[WORK TO DO] Convert every line of the records below into a numbered list, omitting blank lines and leaving the pictures out.

[DATASET CONTENT]

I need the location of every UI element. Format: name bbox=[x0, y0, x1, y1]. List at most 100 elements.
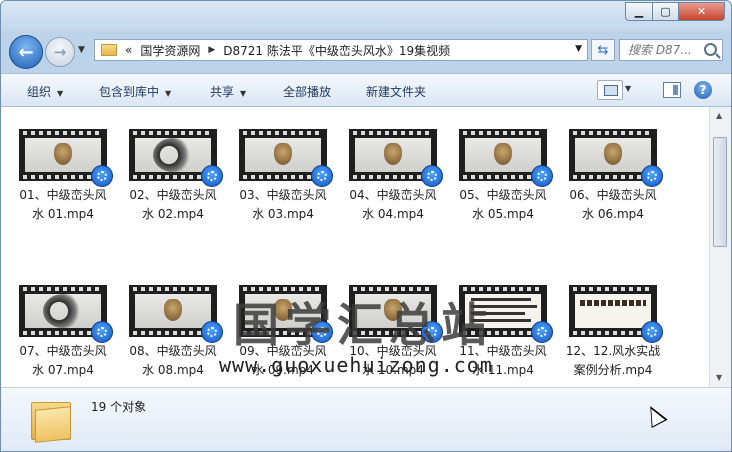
calligraphy-icon bbox=[580, 300, 646, 306]
file-name-line1: 08、中级峦头风 bbox=[129, 344, 217, 358]
include-in-library-button[interactable]: 包含到库中 ▼ bbox=[99, 83, 171, 100]
emblem-icon bbox=[604, 143, 622, 165]
emblem-icon bbox=[54, 143, 72, 165]
file-name: 02、中级峦头风水 02.mp4 bbox=[119, 186, 227, 224]
file-list: 01、中级峦头风水 01.mp4 02、中级峦头风水 02.mp4 03、中级峦头风… bbox=[1, 107, 709, 387]
media-player-icon bbox=[91, 165, 113, 187]
chevron-down-icon: ▼ bbox=[165, 89, 172, 98]
explorer-window: ▁ ▢ ✕ ← → ▼ « 国学资源网 ▶ D8721 陈法平《中级峦头风水》1… bbox=[0, 0, 732, 452]
file-item[interactable]: 07、中级峦头风水 07.mp4 bbox=[9, 263, 117, 377]
file-name: 08、中级峦头风水 08.mp4 bbox=[119, 342, 227, 380]
breadcrumb-root[interactable]: 国学资源网 bbox=[140, 42, 200, 59]
share-button[interactable]: 共享 ▼ bbox=[210, 83, 246, 100]
file-item[interactable]: 12、12.风水实战 案例分析.mp4 bbox=[559, 263, 667, 377]
thumbnail-frame bbox=[25, 138, 101, 172]
organize-label: 组织 bbox=[27, 85, 52, 99]
file-item[interactable]: 04、中级峦头风水 04.mp4 bbox=[339, 107, 447, 221]
file-item[interactable]: 06、中级峦头风水 06.mp4 bbox=[559, 107, 667, 221]
help-button[interactable]: ? bbox=[694, 81, 712, 99]
file-item[interactable]: 01、中级峦头风水 01.mp4 bbox=[9, 107, 117, 221]
file-name-line1: 03、中级峦头风 bbox=[239, 188, 327, 202]
file-name: 12、12.风水实战 案例分析.mp4 bbox=[559, 342, 667, 380]
file-name: 03、中级峦头风水 03.mp4 bbox=[229, 186, 337, 224]
details-pane: 19 个对象 bbox=[1, 387, 731, 451]
back-button[interactable]: ← bbox=[9, 35, 43, 69]
view-options-dropdown[interactable]: ▼ bbox=[625, 84, 631, 93]
folder-icon bbox=[101, 44, 117, 56]
thumbnail-frame bbox=[575, 294, 651, 328]
address-dropdown-icon[interactable]: ▼ bbox=[575, 44, 582, 54]
breadcrumb-prefix[interactable]: « bbox=[125, 43, 132, 57]
search-box[interactable] bbox=[619, 39, 723, 61]
file-name: 06、中级峦头风水 06.mp4 bbox=[559, 186, 667, 224]
play-all-button[interactable]: 全部播放 bbox=[283, 83, 331, 100]
file-name-line2: 水 08.mp4 bbox=[142, 363, 204, 377]
file-name-line2: 水 04.mp4 bbox=[362, 207, 424, 221]
file-name-line2: 水 03.mp4 bbox=[252, 207, 314, 221]
include-library-label: 包含到库中 bbox=[99, 85, 160, 99]
search-input[interactable] bbox=[626, 42, 704, 58]
refresh-button[interactable]: ⇆ bbox=[591, 39, 615, 61]
folder-icon bbox=[31, 396, 71, 443]
close-button[interactable]: ✕ bbox=[679, 2, 725, 21]
file-name-line2: 案例分析.mp4 bbox=[573, 363, 653, 377]
share-label: 共享 bbox=[210, 85, 235, 99]
file-item[interactable]: 02、中级峦头风水 02.mp4 bbox=[119, 107, 227, 221]
watermark-url: www.guoxuehuizong.com bbox=[219, 353, 493, 377]
thumbnail-frame bbox=[135, 138, 211, 172]
recent-pages-dropdown[interactable]: ▼ bbox=[78, 45, 85, 55]
media-player-icon bbox=[531, 165, 553, 187]
file-name: 01、中级峦头风水 01.mp4 bbox=[9, 186, 117, 224]
search-icon[interactable] bbox=[704, 43, 717, 56]
ink-swirl-icon bbox=[43, 294, 83, 328]
media-player-icon bbox=[201, 321, 223, 343]
media-player-icon bbox=[641, 165, 663, 187]
breadcrumb-current[interactable]: D8721 陈法平《中级峦头风水》19集视频 bbox=[223, 42, 450, 59]
emblem-icon bbox=[494, 143, 512, 165]
file-name-line1: 05、中级峦头风 bbox=[459, 188, 547, 202]
file-item[interactable]: 08、中级峦头风水 08.mp4 bbox=[119, 263, 227, 377]
item-count: 19 个对象 bbox=[91, 400, 147, 414]
change-view-button[interactable] bbox=[597, 80, 623, 100]
breadcrumb-separator-icon[interactable]: ▶ bbox=[208, 45, 215, 55]
file-item[interactable]: 03、中级峦头风水 03.mp4 bbox=[229, 107, 337, 221]
scroll-up-icon[interactable]: ▲ bbox=[716, 111, 722, 120]
file-name: 07、中级峦头风水 07.mp4 bbox=[9, 342, 117, 380]
maximize-button[interactable]: ▢ bbox=[653, 2, 679, 21]
file-name-line2: 水 01.mp4 bbox=[32, 207, 94, 221]
scroll-down-icon[interactable]: ▼ bbox=[716, 373, 722, 382]
emblem-icon bbox=[164, 299, 182, 321]
thumbnail-frame bbox=[575, 138, 651, 172]
file-name-line2: 水 07.mp4 bbox=[32, 363, 94, 377]
media-player-icon bbox=[91, 321, 113, 343]
forward-button[interactable]: → bbox=[45, 37, 75, 67]
caption-buttons: ▁ ▢ ✕ bbox=[625, 2, 725, 21]
media-player-icon bbox=[311, 165, 333, 187]
file-name-line1: 02、中级峦头风 bbox=[129, 188, 217, 202]
preview-pane-button[interactable] bbox=[663, 82, 681, 98]
thumbnail-frame bbox=[355, 138, 431, 172]
media-player-icon bbox=[201, 165, 223, 187]
address-bar[interactable]: « 国学资源网 ▶ D8721 陈法平《中级峦头风水》19集视频 ▼ bbox=[94, 39, 588, 61]
file-name-line1: 04、中级峦头风 bbox=[349, 188, 437, 202]
thumbnail-frame bbox=[135, 294, 211, 328]
thumbnail-frame bbox=[25, 294, 101, 328]
minimize-button[interactable]: ▁ bbox=[625, 2, 653, 21]
media-player-icon bbox=[421, 165, 443, 187]
file-name: 05、中级峦头风水 05.mp4 bbox=[449, 186, 557, 224]
command-bar: 组织 ▼ 包含到库中 ▼ 共享 ▼ 全部播放 新建文件夹 ▼ ? bbox=[1, 73, 731, 107]
media-player-icon bbox=[531, 321, 553, 343]
new-folder-button[interactable]: 新建文件夹 bbox=[366, 83, 426, 100]
file-item[interactable]: 05、中级峦头风水 05.mp4 bbox=[449, 107, 557, 221]
file-name-line1: 06、中级峦头风 bbox=[569, 188, 657, 202]
organize-button[interactable]: 组织 ▼ bbox=[27, 83, 63, 100]
chevron-down-icon: ▼ bbox=[240, 89, 247, 98]
vertical-scrollbar[interactable]: ▲ ▼ bbox=[709, 107, 731, 387]
chevron-down-icon: ▼ bbox=[57, 89, 64, 98]
ink-swirl-icon bbox=[153, 138, 193, 172]
file-name: 04、中级峦头风水 04.mp4 bbox=[339, 186, 447, 224]
scrollbar-thumb[interactable] bbox=[713, 137, 727, 247]
thumbnail-frame bbox=[245, 138, 321, 172]
file-name-line1: 01、中级峦头风 bbox=[19, 188, 107, 202]
emblem-icon bbox=[384, 143, 402, 165]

[IN RESPONSE]
1. I need the location of every UI element. Format: name bbox=[x0, y0, x1, y1]. List at most 100 elements.
2. calligraphy-icon bbox=[580, 300, 646, 306]
3. file-name-line1: 08、中级峦头风 bbox=[129, 344, 217, 358]
4. include-in-library-button[interactable]: 包含到库中 ▼ bbox=[99, 83, 171, 100]
5. emblem-icon bbox=[604, 143, 622, 165]
6. emblem-icon bbox=[54, 143, 72, 165]
7. file-name: 02、中级峦头风水 02.mp4 bbox=[119, 186, 227, 224]
8. file-list: 01、中级峦头风水 01.mp4 02、中级峦头风水 02.mp4 03、中级峦头风… bbox=[1, 107, 709, 387]
9. media-player-icon bbox=[91, 165, 113, 187]
10. chevron-down-icon: ▼ bbox=[165, 89, 172, 98]
11. explorer-window: ▁ ▢ ✕ ← → ▼ « 国学资源网 ▶ D8721 陈法平《中级峦头风水》1… bbox=[0, 0, 732, 452]
12. file-item[interactable]: 07、中级峦头风水 07.mp4 bbox=[9, 263, 117, 377]
13. file-name: 08、中级峦头风水 08.mp4 bbox=[119, 342, 227, 380]
14. breadcrumb-root[interactable]: 国学资源网 bbox=[140, 42, 200, 59]
15. share-button[interactable]: 共享 ▼ bbox=[210, 83, 246, 100]
16. file-item[interactable]: 12、12.风水实战 案例分析.mp4 bbox=[559, 263, 667, 377]
17. thumbnail-frame bbox=[25, 138, 101, 172]
18. organize-label: 组织 bbox=[27, 85, 52, 99]
19. file-item[interactable]: 04、中级峦头风水 04.mp4 bbox=[339, 107, 447, 221]
20. file-item[interactable]: 06、中级峦头风水 06.mp4 bbox=[559, 107, 667, 221]
21. help-button[interactable]: ? bbox=[694, 81, 712, 99]
22. file-item[interactable]: 01、中级峦头风水 01.mp4 bbox=[9, 107, 117, 221]
23. file-name-line1: 03、中级峦头风 bbox=[239, 188, 327, 202]
24. file-name: 12、12.风水实战 案例分析.mp4 bbox=[559, 342, 667, 380]
25. file-name: 03、中级峦头风水 03.mp4 bbox=[229, 186, 337, 224]
26. details-pane: 19 个对象 bbox=[1, 387, 731, 451]
27. back-button[interactable]: ← bbox=[9, 35, 43, 69]
28. view-options-dropdown[interactable]: ▼ bbox=[625, 84, 631, 93]
29. folder-icon bbox=[101, 44, 117, 56]
30. thumbnail-frame bbox=[575, 294, 651, 328]
31. address-dropdown-icon[interactable]: ▼ bbox=[575, 44, 582, 54]
32. breadcrumb-prefix[interactable]: « bbox=[125, 43, 132, 57]
33. search-box[interactable] bbox=[619, 39, 723, 61]
34. file-name: 06、中级峦头风水 06.mp4 bbox=[559, 186, 667, 224]
35. play-all-button[interactable]: 全部播放 bbox=[283, 83, 331, 100]
36. file-name-line2: 水 08.mp4 bbox=[142, 363, 204, 377]
37. file-name-line2: 水 04.mp4 bbox=[362, 207, 424, 221]
38. file-name-line2: 水 03.mp4 bbox=[252, 207, 314, 221]
39. include-library-label: 包含到库中 bbox=[99, 85, 160, 99]
40. search-input[interactable] bbox=[626, 42, 704, 58]
41. refresh-button[interactable]: ⇆ bbox=[591, 39, 615, 61]
42. folder-icon bbox=[31, 396, 71, 443]
43. close-button[interactable]: ✕ bbox=[679, 2, 725, 21]
44. file-name-line2: 案例分析.mp4 bbox=[573, 363, 653, 377]
45. share-label: 共享 bbox=[210, 85, 235, 99]
46. file-item[interactable]: 02、中级峦头风水 02.mp4 bbox=[119, 107, 227, 221]
47. watermark-url: www.guoxuehuizong.com bbox=[219, 353, 493, 377]
48. thumbnail-frame bbox=[135, 138, 211, 172]
49. recent-pages-dropdown[interactable]: ▼ bbox=[78, 45, 85, 55]
50. media-player-icon bbox=[531, 165, 553, 187]
51. file-name: 01、中级峦头风水 01.mp4 bbox=[9, 186, 117, 224]
52. search-icon[interactable] bbox=[704, 43, 717, 56]
53. ink-swirl-icon bbox=[43, 294, 83, 328]
54. media-player-icon bbox=[201, 321, 223, 343]
55. media-player-icon bbox=[641, 165, 663, 187]
56. breadcrumb-current[interactable]: D8721 陈法平《中级峦头风水》19集视频 bbox=[223, 42, 450, 59]
57. emblem-icon bbox=[494, 143, 512, 165]
58. file-name-line1: 05、中级峦头风 bbox=[459, 188, 547, 202]
59. file-item[interactable]: 08、中级峦头风水 08.mp4 bbox=[119, 263, 227, 377]
60. item-count: 19 个对象 bbox=[91, 400, 147, 414]
61. change-view-button[interactable] bbox=[597, 80, 623, 100]
62. breadcrumb-separator-icon[interactable]: ▶ bbox=[208, 45, 215, 55]
63. file-item[interactable]: 03、中级峦头风水 03.mp4 bbox=[229, 107, 337, 221]
64. scroll-up-icon[interactable]: ▲ bbox=[716, 111, 722, 120]
65. file-name: 07、中级峦头风水 07.mp4 bbox=[9, 342, 117, 380]
66. maximize-button[interactable]: ▢ bbox=[653, 2, 679, 21]
67. file-name-line2: 水 01.mp4 bbox=[32, 207, 94, 221]
68. scroll-down-icon[interactable]: ▼ bbox=[716, 373, 722, 382]
69. emblem-icon bbox=[164, 299, 182, 321]
70. thumbnail-frame bbox=[575, 138, 651, 172]
71. file-name-line2: 水 07.mp4 bbox=[32, 363, 94, 377]
72. media-player-icon bbox=[91, 321, 113, 343]
73. forward-button[interactable]: → bbox=[45, 37, 75, 67]
74. caption-buttons: ▁ ▢ ✕ bbox=[625, 2, 725, 21]
75. media-player-icon bbox=[311, 165, 333, 187]
76. file-name-line1: 02、中级峦头风 bbox=[129, 188, 217, 202]
77. preview-pane-button[interactable] bbox=[663, 82, 681, 98]
78. thumbnail-frame bbox=[355, 138, 431, 172]
79. media-player-icon bbox=[201, 165, 223, 187]
80. address-bar[interactable]: « 国学资源网 ▶ D8721 陈法平《中级峦头风水》19集视频 ▼ bbox=[94, 39, 588, 61]
81. file-name-line1: 04、中级峦头风 bbox=[349, 188, 437, 202]
82. thumbnail-frame bbox=[135, 294, 211, 328]
83. thumbnail-frame bbox=[25, 294, 101, 328]
84. minimize-button[interactable]: ▁ bbox=[625, 2, 653, 21]
85. media-player-icon bbox=[421, 165, 443, 187]
86. file-name: 05、中级峦头风水 05.mp4 bbox=[449, 186, 557, 224]
87. command-bar: 组织 ▼ 包含到库中 ▼ 共享 ▼ 全部播放 新建文件夹 ▼ ? bbox=[1, 73, 731, 107]
88. media-player-icon bbox=[531, 321, 553, 343]
89. new-folder-button[interactable]: 新建文件夹 bbox=[366, 83, 426, 100]
90. file-item[interactable]: 05、中级峦头风水 05.mp4 bbox=[449, 107, 557, 221]
91. file-name-line1: 06、中级峦头风 bbox=[569, 188, 657, 202]
92. organize-button[interactable]: 组织 ▼ bbox=[27, 83, 63, 100]
93. chevron-down-icon: ▼ bbox=[240, 89, 247, 98]
94. vertical-scrollbar[interactable]: ▲ ▼ bbox=[709, 107, 731, 387]
95. chevron-down-icon: ▼ bbox=[57, 89, 64, 98]
96. ink-swirl-icon bbox=[153, 138, 193, 172]
97. file-name: 04、中级峦头风水 04.mp4 bbox=[339, 186, 447, 224]
98. scrollbar-thumb[interactable] bbox=[713, 137, 727, 247]
99. thumbnail-frame bbox=[245, 138, 321, 172]
100. file-name-line1: 01、中级峦头风 bbox=[19, 188, 107, 202]
101. emblem-icon bbox=[384, 143, 402, 165]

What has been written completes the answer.